» **Instruction**: Where the data below has the string "icon", return the whole line.

====================

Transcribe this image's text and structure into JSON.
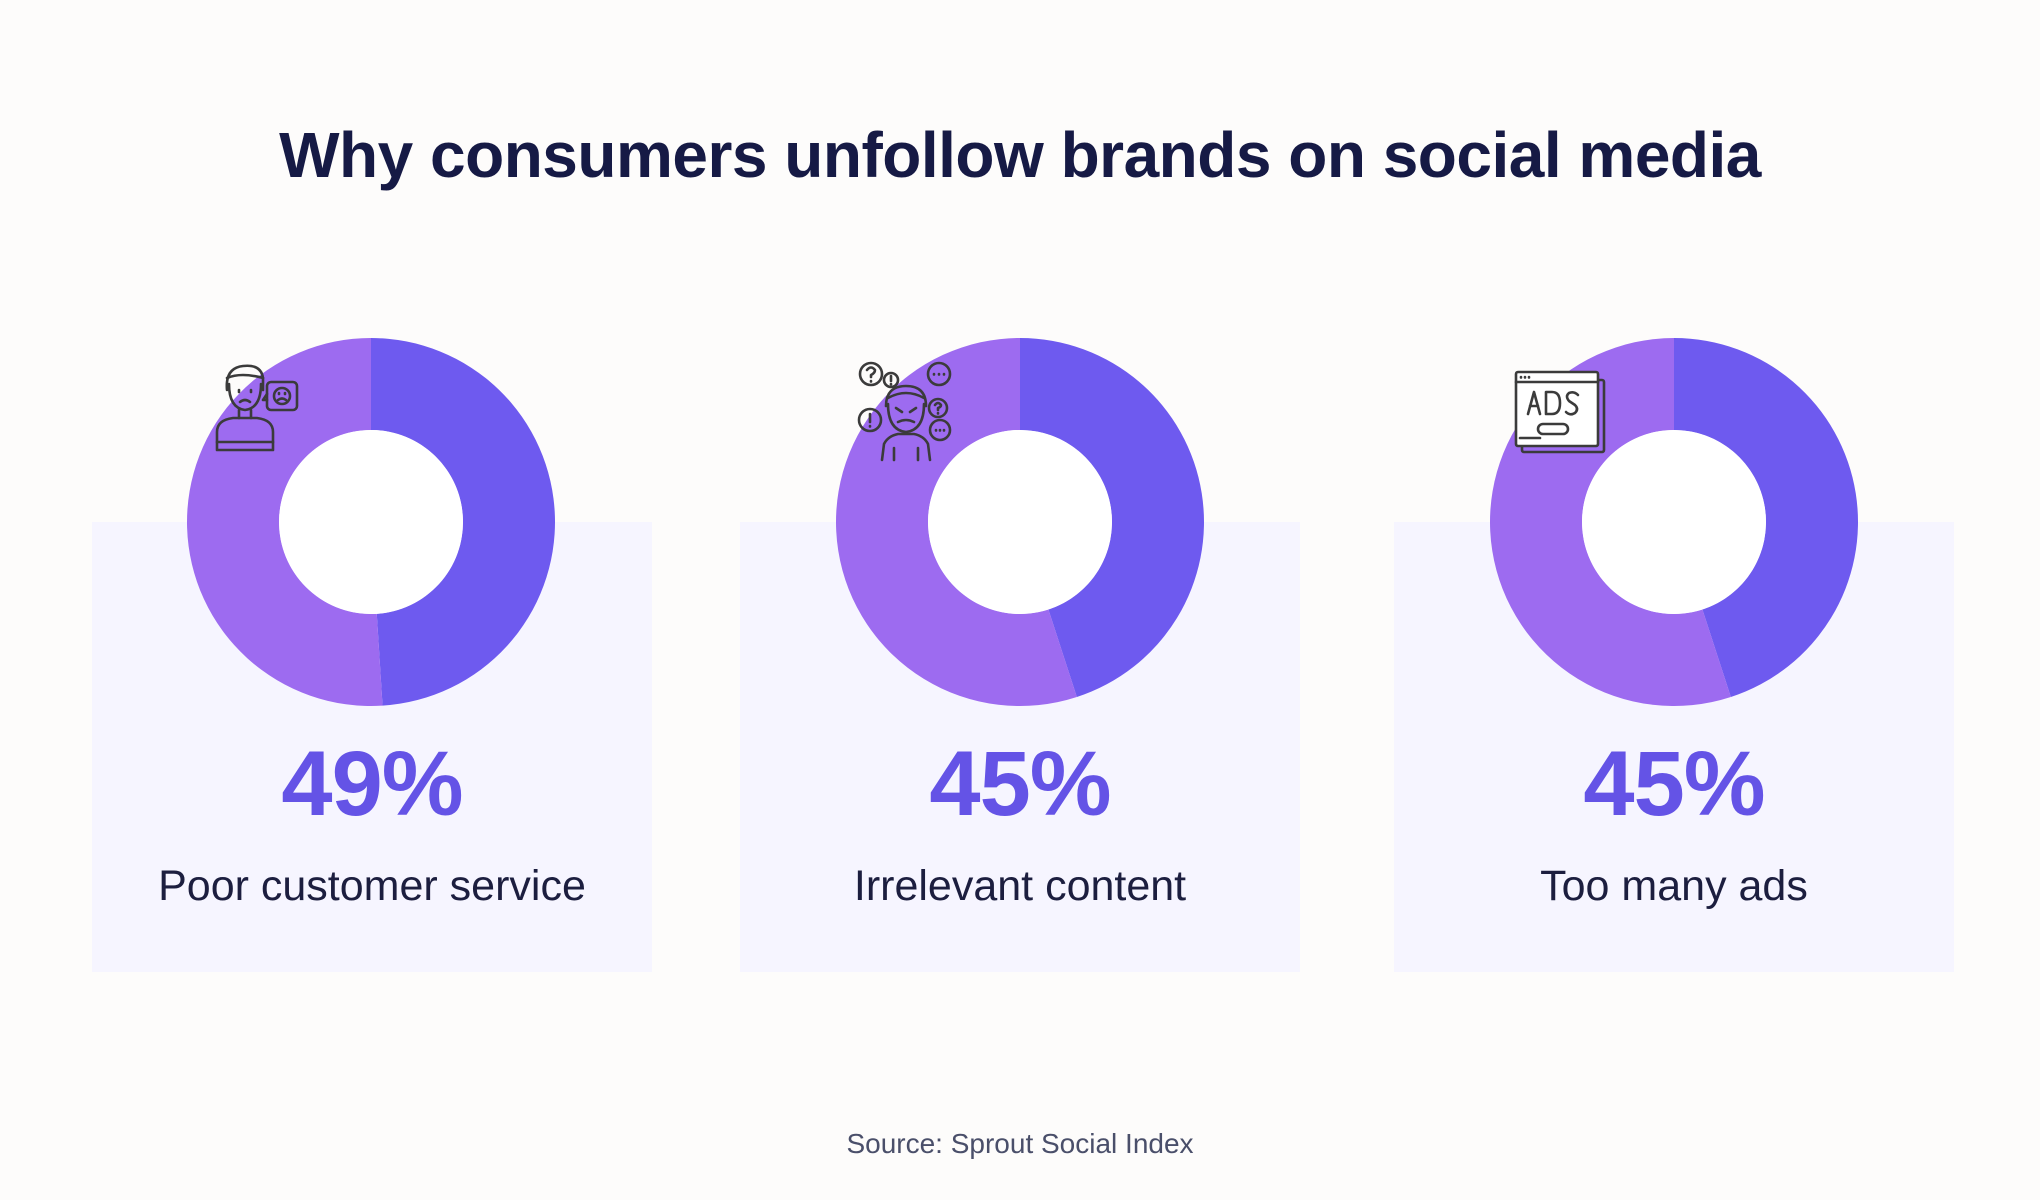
{
  "title": "Why consumers unfollow brands on social media",
  "source": "Source: Sprout Social Index",
  "colors": {
    "value_fill": "#6e5aef",
    "remainder_fill": "#9d6bf0",
    "value_text": "#6453e6",
    "panel_bg": "#f6f5ff"
  },
  "chart_data": [
    {
      "type": "pie",
      "value": 49,
      "value_label": "49%",
      "category": "Poor customer service",
      "icon": "unhappy-customer-icon"
    },
    {
      "type": "pie",
      "value": 45,
      "value_label": "45%",
      "category": "Irrelevant content",
      "icon": "confused-person-icon"
    },
    {
      "type": "pie",
      "value": 45,
      "value_label": "45%",
      "category": "Too many ads",
      "icon": "ads-window-icon"
    }
  ]
}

====================

» **Full output**:
      "icon": "unhappy-customer-icon"
      "icon": "confused-person-icon"
      "icon": "ads-window-icon"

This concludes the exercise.